EXTRACT PROVIDED —
[start]
Now this application is treated exactly like a user's favorite application that the user has explicitly added into the dock.
This means that this application will receive background refresh tasks and snapshot tasks like any other application in the dock.
So you should always make sure that you schedule with the system any application, any background refresh request that you may need.
Now home screen applications shouldn't expect regular scheduling.
So just keep that in mind.
As Eric mentioned earlier, the snapshots of your application are critical to the experience of your application in the dock on watchOS 3.
There may be times when the system needs to snapshot your application for various reasons.
Now if the system asks your application to perform a snapshot because we think we need one, these snapshots don't count against your budget, and they're in addition to the requested snapshots that you've asked of the system.
There are five triggers that can cause the system to ask your application for a snapshot.
If your complication timeline updates, if the user interacts with one of your notifications, this means that the notification was actively dismissed, and it doesn't count if it goes in the notification center.
When you go from the foreground to the background, and then again, one hour later to give your application a chance to return to its default state, if appropriate.
And, finally, in order to get everything started, the system is going to ask your application for a snapshot on boot.
This is your opportunity to start scheduling any other background refresh tasks with the system.
Now, I'd like to take a few minutes to share with you some best practices that we picked up along the way as we adopt a background refresh in our own applications.
So, first of all, the system wants to know as much information as we can about your needs.
So schedule as often as you need to.
Every time your application gets a chance to run, you should consider re-evaluating your background refresh needs and scheduling with the system as appropriate.
You should not feel obligated to do work, however.
If the system calls your application back for a background refresh task, and it doesn't make sense, maybe you just updated your data already, need to do anything else, finish as soon as possible.
Or better yet, in the, in the past when you've done that work, consider deferring any additional work that you've scheduled with the system.
You should consider all the runtime opportunities that you get to make sure that you keep your application up to date.
This means updating your model and your UI and scheduling background tasks for the system.
So for dock and foreground activations, notifications, complication updates, background refresh.
There's any number of reasons why your application may get runtime, and you should keep all of them in mind as you try and keep your application up to date.
[end]
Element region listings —
[start]
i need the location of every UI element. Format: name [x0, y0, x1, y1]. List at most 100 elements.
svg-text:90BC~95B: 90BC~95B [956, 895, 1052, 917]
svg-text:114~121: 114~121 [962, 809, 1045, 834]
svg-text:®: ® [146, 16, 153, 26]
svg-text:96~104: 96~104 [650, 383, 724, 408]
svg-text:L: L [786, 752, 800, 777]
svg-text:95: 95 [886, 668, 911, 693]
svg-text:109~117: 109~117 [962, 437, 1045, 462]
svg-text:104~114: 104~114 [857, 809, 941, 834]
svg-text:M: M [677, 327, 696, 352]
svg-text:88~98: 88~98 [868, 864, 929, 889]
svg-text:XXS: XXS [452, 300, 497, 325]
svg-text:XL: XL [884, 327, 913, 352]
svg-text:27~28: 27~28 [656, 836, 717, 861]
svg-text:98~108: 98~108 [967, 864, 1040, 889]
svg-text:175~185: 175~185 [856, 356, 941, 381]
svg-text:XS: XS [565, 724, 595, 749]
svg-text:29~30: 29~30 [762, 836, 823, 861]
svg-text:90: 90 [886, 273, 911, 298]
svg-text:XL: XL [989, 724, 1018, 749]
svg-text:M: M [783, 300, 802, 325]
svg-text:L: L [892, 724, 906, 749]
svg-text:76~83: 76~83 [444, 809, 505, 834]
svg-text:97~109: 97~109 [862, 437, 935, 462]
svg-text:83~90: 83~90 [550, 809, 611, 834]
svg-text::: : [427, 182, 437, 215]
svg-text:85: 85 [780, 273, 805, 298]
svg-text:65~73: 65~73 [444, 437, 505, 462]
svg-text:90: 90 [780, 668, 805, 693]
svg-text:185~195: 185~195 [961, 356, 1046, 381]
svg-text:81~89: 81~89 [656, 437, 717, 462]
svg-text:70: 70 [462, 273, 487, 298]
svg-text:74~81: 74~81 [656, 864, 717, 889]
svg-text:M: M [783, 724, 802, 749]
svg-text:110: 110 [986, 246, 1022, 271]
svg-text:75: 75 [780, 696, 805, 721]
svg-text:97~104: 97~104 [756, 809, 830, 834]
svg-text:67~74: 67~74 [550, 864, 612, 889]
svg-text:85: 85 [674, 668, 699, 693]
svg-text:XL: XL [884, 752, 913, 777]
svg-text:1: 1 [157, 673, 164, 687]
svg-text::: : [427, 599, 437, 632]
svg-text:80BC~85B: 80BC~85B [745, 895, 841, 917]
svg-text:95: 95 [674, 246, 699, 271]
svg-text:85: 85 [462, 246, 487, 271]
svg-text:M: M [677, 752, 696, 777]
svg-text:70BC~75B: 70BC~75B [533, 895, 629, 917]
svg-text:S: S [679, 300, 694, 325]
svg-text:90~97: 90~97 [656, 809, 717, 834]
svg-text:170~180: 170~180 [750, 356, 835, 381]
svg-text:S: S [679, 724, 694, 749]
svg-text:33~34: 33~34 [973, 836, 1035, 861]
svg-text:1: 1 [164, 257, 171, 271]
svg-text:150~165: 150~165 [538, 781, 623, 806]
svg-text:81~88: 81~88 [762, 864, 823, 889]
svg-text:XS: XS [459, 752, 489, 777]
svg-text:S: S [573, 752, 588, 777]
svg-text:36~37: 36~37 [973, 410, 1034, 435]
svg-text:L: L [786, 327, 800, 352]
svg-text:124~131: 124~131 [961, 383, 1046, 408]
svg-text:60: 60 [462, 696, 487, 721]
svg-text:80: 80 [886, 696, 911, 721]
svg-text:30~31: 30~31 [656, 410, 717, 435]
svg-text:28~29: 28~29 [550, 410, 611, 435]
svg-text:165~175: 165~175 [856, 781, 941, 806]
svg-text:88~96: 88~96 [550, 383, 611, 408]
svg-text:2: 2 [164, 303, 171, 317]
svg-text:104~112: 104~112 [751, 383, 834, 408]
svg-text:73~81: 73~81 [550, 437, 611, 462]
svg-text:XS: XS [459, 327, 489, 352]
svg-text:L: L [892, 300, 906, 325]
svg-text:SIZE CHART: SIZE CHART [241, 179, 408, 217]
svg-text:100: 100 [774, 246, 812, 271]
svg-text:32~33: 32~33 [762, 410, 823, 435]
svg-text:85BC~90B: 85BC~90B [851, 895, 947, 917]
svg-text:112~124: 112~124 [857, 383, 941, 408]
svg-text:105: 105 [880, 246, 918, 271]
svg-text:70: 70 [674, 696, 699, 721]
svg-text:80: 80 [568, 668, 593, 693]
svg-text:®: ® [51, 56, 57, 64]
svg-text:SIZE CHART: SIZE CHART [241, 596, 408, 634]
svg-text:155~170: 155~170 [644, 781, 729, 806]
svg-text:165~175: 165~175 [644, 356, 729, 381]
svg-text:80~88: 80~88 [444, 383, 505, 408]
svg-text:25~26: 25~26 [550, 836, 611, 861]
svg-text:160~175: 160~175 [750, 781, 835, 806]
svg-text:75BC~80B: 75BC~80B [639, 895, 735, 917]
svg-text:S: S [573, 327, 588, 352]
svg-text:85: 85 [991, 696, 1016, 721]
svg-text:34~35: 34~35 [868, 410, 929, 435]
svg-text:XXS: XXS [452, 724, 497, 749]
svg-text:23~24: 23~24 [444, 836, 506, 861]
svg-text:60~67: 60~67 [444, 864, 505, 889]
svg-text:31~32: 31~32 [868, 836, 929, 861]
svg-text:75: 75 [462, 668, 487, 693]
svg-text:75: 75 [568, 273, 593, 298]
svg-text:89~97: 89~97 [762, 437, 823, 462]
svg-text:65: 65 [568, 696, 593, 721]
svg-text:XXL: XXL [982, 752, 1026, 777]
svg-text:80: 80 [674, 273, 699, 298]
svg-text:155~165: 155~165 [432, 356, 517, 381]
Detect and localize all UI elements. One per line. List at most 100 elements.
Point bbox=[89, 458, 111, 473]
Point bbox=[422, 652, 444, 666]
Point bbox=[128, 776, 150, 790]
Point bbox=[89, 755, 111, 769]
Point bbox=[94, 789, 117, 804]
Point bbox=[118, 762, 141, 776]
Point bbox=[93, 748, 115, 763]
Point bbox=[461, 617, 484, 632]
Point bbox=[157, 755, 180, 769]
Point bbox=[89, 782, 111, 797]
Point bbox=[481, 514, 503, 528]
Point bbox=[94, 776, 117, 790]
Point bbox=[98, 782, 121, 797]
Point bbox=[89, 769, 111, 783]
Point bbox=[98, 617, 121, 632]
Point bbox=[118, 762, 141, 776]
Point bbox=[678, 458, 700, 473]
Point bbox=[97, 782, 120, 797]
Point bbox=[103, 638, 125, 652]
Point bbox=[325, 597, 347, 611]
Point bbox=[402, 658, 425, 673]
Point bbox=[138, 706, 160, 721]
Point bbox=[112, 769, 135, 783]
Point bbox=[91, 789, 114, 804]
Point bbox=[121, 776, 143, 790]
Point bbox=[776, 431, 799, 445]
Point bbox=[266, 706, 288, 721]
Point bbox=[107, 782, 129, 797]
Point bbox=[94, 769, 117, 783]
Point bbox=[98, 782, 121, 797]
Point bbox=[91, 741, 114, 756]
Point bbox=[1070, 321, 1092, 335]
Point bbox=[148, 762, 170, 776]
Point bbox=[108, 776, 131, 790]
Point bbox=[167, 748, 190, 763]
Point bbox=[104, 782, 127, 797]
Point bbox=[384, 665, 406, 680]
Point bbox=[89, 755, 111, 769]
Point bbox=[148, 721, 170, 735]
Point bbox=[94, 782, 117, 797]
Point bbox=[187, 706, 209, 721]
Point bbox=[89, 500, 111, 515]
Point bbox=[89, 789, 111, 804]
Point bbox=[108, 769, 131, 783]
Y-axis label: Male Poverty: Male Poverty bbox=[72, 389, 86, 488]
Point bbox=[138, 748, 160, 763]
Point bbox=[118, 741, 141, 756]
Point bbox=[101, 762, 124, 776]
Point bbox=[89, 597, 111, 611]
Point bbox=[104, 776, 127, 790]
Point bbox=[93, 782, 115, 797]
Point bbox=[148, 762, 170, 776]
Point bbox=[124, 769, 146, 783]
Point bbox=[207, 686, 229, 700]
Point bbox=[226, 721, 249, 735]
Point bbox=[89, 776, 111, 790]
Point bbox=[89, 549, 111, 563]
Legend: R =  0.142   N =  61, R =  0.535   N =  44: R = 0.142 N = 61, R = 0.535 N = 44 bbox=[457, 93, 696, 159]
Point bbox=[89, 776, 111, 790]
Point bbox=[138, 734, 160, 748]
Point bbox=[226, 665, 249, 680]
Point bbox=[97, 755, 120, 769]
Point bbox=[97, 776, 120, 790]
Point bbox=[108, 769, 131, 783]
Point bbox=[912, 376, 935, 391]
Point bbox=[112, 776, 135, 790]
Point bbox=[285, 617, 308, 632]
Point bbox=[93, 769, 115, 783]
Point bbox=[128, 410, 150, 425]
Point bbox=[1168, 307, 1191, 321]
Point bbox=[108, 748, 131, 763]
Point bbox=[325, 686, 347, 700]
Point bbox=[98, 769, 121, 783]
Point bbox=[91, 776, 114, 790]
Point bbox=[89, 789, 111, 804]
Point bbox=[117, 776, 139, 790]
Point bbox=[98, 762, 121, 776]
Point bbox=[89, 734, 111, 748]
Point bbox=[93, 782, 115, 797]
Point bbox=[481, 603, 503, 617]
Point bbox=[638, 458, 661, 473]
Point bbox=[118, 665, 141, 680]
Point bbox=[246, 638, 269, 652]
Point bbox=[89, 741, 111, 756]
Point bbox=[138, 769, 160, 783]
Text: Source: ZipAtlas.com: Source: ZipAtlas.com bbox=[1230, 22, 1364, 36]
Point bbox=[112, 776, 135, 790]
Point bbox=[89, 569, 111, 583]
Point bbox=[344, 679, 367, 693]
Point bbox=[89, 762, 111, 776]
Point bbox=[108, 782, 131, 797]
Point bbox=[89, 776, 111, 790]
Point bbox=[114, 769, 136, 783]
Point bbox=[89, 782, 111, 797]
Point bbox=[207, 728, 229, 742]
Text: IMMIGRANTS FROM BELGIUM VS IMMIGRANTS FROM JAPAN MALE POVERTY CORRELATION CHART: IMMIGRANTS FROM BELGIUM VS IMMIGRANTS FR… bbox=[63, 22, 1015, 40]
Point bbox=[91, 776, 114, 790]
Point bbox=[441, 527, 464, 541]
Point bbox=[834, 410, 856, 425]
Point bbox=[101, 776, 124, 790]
[end]
INSTRUCTIONS TO FOLLOW —
Answer these questions using the talk on watchOS background refresh:
1. What kind of scheduling should home screen applications not expect?
2. How many triggers can cause the system to ask an application for a snapshot?
3. At what point does the system ask an application for a snapshot to get everything started?

FINAL RESULT —
1. Regular scheduling.
2. Five.
3. On boot.